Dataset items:
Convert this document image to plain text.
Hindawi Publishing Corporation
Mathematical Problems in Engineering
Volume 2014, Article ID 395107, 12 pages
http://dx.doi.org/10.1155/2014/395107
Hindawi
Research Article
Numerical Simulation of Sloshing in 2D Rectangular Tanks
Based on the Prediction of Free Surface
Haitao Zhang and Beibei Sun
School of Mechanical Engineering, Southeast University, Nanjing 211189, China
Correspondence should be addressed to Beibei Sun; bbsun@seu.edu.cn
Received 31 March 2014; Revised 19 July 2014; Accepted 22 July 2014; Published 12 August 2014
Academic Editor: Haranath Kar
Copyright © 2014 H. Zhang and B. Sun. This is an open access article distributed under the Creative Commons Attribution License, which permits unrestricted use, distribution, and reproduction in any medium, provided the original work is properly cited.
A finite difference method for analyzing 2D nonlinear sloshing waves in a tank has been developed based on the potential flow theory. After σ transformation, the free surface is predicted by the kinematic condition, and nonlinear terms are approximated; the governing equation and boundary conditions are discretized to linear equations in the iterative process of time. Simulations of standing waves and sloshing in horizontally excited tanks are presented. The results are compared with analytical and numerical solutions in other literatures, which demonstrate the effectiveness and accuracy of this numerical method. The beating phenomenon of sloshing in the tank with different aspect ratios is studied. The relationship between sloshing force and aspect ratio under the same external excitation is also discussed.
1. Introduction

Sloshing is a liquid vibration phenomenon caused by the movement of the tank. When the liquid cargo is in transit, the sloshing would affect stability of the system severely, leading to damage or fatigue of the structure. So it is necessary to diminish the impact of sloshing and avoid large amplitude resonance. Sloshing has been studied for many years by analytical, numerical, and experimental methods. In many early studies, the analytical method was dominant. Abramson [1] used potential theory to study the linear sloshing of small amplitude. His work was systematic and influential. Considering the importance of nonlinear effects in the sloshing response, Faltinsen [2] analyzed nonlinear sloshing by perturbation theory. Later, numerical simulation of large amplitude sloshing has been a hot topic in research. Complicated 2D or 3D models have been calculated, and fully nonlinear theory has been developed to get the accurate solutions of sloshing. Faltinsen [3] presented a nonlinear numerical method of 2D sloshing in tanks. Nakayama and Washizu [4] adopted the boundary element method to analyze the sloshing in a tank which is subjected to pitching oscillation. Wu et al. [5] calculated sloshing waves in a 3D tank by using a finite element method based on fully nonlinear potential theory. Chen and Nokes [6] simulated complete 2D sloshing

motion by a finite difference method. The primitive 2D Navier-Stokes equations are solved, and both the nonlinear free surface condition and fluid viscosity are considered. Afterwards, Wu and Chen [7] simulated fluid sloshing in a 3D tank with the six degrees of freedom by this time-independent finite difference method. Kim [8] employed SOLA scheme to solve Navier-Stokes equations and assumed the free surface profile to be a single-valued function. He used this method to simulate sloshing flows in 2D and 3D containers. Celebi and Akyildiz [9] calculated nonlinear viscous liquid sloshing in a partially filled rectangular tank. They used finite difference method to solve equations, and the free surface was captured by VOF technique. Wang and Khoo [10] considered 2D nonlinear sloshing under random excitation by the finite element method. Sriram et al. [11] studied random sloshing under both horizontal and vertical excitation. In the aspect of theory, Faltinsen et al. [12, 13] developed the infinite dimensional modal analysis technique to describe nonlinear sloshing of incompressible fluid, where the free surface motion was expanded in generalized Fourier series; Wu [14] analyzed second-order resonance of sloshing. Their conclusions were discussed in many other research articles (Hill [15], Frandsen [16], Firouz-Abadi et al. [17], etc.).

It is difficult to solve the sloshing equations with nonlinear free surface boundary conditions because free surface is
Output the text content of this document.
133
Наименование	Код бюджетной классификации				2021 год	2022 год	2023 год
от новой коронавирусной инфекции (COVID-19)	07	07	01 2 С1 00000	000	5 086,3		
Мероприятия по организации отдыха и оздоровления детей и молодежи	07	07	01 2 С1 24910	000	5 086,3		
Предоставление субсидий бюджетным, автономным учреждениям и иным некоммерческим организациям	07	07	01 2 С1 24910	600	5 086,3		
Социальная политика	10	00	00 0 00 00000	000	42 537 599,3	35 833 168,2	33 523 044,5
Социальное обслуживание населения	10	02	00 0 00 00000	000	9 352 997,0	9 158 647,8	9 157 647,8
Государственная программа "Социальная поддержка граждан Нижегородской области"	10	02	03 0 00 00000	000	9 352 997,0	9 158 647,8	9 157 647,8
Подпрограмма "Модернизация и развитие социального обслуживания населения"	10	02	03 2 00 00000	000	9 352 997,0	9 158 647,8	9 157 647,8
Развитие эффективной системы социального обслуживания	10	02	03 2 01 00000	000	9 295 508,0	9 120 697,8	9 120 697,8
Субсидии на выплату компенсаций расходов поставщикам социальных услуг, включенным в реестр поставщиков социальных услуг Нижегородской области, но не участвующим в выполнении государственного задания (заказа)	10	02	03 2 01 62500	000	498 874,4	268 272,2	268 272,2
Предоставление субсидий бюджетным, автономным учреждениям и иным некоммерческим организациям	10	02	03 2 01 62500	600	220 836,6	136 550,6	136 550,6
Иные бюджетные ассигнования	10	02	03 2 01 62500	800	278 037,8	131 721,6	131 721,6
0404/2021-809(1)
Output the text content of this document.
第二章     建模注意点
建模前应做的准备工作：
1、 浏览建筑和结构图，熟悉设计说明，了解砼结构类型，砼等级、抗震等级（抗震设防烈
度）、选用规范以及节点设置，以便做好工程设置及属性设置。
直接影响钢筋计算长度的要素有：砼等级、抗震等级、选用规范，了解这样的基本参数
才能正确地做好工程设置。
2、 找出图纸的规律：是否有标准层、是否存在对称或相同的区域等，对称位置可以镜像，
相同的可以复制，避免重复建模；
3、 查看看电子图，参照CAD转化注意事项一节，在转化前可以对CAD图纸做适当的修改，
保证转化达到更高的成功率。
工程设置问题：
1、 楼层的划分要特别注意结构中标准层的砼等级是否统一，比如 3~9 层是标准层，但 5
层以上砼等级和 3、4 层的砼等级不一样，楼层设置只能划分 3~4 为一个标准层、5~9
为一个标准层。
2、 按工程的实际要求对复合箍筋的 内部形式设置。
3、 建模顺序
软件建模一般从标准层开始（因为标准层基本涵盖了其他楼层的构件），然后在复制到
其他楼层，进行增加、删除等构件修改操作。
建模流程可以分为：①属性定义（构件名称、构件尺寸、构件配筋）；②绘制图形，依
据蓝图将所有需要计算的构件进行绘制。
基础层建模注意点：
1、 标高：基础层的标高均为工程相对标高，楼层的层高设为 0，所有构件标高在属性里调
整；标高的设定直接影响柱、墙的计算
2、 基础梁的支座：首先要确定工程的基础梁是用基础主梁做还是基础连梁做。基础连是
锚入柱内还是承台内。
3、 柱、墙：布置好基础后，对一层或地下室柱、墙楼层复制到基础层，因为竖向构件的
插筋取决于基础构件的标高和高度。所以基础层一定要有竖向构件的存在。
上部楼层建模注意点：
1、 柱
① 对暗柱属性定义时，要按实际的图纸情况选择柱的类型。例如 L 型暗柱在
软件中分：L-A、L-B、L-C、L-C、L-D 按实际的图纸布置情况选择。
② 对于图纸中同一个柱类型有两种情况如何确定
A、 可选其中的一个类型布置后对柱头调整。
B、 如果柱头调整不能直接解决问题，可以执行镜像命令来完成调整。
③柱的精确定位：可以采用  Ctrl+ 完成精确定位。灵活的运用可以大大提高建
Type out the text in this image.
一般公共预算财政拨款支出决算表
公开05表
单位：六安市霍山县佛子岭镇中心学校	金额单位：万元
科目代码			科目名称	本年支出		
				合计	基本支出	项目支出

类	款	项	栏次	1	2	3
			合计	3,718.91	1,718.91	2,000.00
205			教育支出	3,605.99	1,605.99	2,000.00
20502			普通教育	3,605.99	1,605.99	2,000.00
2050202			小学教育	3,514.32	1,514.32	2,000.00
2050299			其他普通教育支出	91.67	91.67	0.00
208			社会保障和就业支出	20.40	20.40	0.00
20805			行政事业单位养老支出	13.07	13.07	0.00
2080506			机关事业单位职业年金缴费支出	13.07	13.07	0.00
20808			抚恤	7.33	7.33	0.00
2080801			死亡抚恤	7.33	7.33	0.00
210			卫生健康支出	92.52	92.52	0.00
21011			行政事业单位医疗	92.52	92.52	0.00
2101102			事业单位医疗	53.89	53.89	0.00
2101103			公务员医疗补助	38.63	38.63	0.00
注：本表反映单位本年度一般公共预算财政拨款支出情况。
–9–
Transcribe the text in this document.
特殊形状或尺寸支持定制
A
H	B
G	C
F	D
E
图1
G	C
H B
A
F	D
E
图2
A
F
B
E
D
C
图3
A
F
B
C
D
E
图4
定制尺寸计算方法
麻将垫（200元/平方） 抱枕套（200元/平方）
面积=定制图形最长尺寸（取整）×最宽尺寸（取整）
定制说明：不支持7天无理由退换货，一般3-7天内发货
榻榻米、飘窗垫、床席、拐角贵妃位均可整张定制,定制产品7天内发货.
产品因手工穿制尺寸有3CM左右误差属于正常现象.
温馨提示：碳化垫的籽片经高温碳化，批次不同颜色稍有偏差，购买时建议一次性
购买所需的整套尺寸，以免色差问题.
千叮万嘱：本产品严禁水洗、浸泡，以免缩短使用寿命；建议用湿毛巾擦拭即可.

- **Requirements**
Copy every line of the listing that contains the word "Zhang".

- **Full output**
Haitao Zhang and Beibei Sun
Copyright © 2014 H. Zhang and B. Sun. This is an open access article distributed under the Creative Commons Attribution License, which permits unrestricted use, distribution, and reproduction in any medium, provided the original work is properly cited.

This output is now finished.